Extracted data entries:
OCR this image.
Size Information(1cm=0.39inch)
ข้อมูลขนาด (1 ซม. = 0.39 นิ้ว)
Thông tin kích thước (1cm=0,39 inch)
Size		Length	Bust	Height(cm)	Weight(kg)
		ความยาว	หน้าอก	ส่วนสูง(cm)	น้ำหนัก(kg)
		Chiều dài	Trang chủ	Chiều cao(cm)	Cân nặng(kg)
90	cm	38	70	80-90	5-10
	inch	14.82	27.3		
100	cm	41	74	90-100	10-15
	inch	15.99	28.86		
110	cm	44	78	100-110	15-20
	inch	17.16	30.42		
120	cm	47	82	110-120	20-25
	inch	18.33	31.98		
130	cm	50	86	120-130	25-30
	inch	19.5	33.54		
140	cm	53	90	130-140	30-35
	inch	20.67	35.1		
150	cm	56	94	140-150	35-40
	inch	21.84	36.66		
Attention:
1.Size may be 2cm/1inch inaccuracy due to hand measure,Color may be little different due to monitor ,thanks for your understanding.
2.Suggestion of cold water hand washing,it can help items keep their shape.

Stated goal – Reproduce each line of the entries in which the word "hand" is found.

Result of the task –
1.Size may be 2cm/1inch inaccuracy due to hand measure,Color may be little different due to monitor ,thanks for your understanding.
2.Suggestion of cold water hand washing,it can help items keep their shape.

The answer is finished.